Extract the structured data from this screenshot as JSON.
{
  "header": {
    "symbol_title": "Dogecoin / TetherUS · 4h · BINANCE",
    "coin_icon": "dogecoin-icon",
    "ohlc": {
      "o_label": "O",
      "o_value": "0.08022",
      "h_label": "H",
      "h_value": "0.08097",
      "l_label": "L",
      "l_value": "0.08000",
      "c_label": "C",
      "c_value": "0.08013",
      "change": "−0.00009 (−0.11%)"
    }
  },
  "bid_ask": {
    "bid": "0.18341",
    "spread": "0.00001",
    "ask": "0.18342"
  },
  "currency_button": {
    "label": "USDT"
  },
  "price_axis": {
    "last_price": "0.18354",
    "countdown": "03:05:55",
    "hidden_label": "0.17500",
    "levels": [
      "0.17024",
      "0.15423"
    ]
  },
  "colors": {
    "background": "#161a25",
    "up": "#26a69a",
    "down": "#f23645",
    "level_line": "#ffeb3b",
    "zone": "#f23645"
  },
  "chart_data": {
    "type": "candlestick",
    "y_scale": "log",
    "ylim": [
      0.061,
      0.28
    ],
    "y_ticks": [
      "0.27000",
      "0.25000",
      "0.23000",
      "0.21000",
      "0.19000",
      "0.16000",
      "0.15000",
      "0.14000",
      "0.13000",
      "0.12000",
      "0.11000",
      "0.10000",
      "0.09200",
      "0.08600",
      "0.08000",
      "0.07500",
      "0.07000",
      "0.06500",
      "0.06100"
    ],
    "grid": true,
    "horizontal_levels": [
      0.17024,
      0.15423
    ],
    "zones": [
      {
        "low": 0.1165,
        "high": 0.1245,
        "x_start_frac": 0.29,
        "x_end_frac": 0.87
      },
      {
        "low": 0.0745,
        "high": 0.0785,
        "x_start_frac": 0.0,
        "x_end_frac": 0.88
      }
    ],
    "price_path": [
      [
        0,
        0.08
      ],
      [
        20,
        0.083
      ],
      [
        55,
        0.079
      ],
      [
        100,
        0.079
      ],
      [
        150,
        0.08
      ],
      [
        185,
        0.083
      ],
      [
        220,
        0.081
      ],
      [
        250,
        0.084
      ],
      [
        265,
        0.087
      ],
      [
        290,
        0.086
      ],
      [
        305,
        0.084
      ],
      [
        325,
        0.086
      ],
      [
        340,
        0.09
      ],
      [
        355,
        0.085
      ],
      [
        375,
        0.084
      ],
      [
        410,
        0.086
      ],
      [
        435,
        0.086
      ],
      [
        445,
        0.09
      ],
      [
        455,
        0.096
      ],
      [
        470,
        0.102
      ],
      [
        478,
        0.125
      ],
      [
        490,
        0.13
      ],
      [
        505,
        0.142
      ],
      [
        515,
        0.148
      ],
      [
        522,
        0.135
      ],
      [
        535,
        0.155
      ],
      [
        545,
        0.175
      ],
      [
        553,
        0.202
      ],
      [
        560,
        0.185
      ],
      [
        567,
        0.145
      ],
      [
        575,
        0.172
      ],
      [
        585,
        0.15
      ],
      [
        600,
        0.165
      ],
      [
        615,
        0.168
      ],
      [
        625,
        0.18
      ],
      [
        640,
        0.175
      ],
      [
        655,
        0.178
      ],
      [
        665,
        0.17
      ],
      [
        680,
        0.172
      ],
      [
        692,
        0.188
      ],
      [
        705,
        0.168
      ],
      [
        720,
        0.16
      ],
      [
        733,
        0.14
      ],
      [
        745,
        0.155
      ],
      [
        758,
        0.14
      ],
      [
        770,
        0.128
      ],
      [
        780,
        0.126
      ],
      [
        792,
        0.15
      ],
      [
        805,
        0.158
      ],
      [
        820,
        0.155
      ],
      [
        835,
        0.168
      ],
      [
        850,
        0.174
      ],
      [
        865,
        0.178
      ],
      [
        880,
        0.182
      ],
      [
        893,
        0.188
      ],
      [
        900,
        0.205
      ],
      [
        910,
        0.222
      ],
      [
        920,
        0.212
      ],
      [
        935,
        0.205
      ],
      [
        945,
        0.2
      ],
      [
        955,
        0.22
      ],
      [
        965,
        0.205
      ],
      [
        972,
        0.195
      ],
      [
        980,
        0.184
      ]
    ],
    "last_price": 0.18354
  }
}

_Task goal:_
Repeat the listing in full, keeping every line exactly as it is.

_Response to the task:_
Extract the structured data from this screenshot as JSON.
{
  "header": {
    "symbol_title": "Dogecoin / TetherUS · 4h · BINANCE",
    "coin_icon": "dogecoin-icon",
    "ohlc": {
      "o_label": "O",
      "o_value": "0.08022",
      "h_label": "H",
      "h_value": "0.08097",
      "l_label": "L",
      "l_value": "0.08000",
      "c_label": "C",
      "c_value": "0.08013",
      "change": "−0.00009 (−0.11%)"
    }
  },
  "bid_ask": {
    "bid": "0.18341",
    "spread": "0.00001",
    "ask": "0.18342"
  },
  "currency_button": {
    "label": "USDT"
  },
  "price_axis": {
    "last_price": "0.18354",
    "countdown": "03:05:55",
    "hidden_label": "0.17500",
    "levels": [
      "0.17024",
      "0.15423"
    ]
  },
  "colors": {
    "background": "#161a25",
    "up": "#26a69a",
    "down": "#f23645",
    "level_line": "#ffeb3b",
    "zone": "#f23645"
  },
  "chart_data": {
    "type": "candlestick",
    "y_scale": "log",
    "ylim": [
      0.061,
      0.28
    ],
    "y_ticks": [
      "0.27000",
      "0.25000",
      "0.23000",
      "0.21000",
      "0.19000",
      "0.16000",
      "0.15000",
      "0.14000",
      "0.13000",
      "0.12000",
      "0.11000",
      "0.10000",
      "0.09200",
      "0.08600",
      "0.08000",
      "0.07500",
      "0.07000",
      "0.06500",
      "0.06100"
    ],
    "grid": true,
    "horizontal_levels": [
      0.17024,
      0.15423
    ],
    "zones": [
      {
        "low": 0.1165,
        "high": 0.1245,
        "x_start_frac": 0.29,
        "x_end_frac": 0.87
      },
      {
        "low": 0.0745,
        "high": 0.0785,
        "x_start_frac": 0.0,
        "x_end_frac": 0.88
      }
    ],
    "price_path": [
      [
        0,
        0.08
      ],
      [
        20,
        0.083
      ],
      [
        55,
        0.079
      ],
      [
        100,
        0.079
      ],
      [
        150,
        0.08
      ],
      [
        185,
        0.083
      ],
      [
        220,
        0.081
      ],
      [
        250,
        0.084
      ],
      [
        265,
        0.087
      ],
      [
        290,
        0.086
      ],
      [
        305,
        0.084
      ],
      [
        325,
        0.086
      ],
      [
        340,
        0.09
      ],
      [
        355,
        0.085
      ],
      [
        375,
        0.084
      ],
      [
        410,
        0.086
      ],
      [
        435,
        0.086
      ],
      [
        445,
        0.09
      ],
      [
        455,
        0.096
      ],
      [
        470,
        0.102
      ],
      [
        478,
        0.125
      ],
      [
        490,
        0.13
      ],
      [
        505,
        0.142
      ],
      [
        515,
        0.148
      ],
      [
        522,
        0.135
      ],
      [
        535,
        0.155
      ],
      [
        545,
        0.175
      ],
      [
        553,
        0.202
      ],
      [
        560,
        0.185
      ],
      [
        567,
        0.145
      ],
      [
        575,
        0.172
      ],
      [
        585,
        0.15
      ],
      [
        600,
        0.165
      ],
      [
        615,
        0.168
      ],
      [
        625,
        0.18
      ],
      [
        640,
        0.175
      ],
      [
        655,
        0.178
      ],
      [
        665,
        0.17
      ],
      [
        680,
        0.172
      ],
      [
        692,
        0.188
      ],
      [
        705,
        0.168
      ],
      [
        720,
        0.16
      ],
      [
        733,
        0.14
      ],
      [
        745,
        0.155
      ],
      [
        758,
        0.14
      ],
      [
        770,
        0.128
      ],
      [
        780,
        0.126
      ],
      [
        792,
        0.15
      ],
      [
        805,
        0.158
      ],
      [
        820,
        0.155
      ],
      [
        835,
        0.168
      ],
      [
        850,
        0.174
      ],
      [
        865,
        0.178
      ],
      [
        880,
        0.182
      ],
      [
        893,
        0.188
      ],
      [
        900,
        0.205
      ],
      [
        910,
        0.222
      ],
      [
        920,
        0.212
      ],
      [
        935,
        0.205
      ],
      [
        945,
        0.2
      ],
      [
        955,
        0.22
      ],
      [
        965,
        0.205
      ],
      [
        972,
        0.195
      ],
      [
        980,
        0.184
      ]
    ],
    "last_price": 0.18354
  }
}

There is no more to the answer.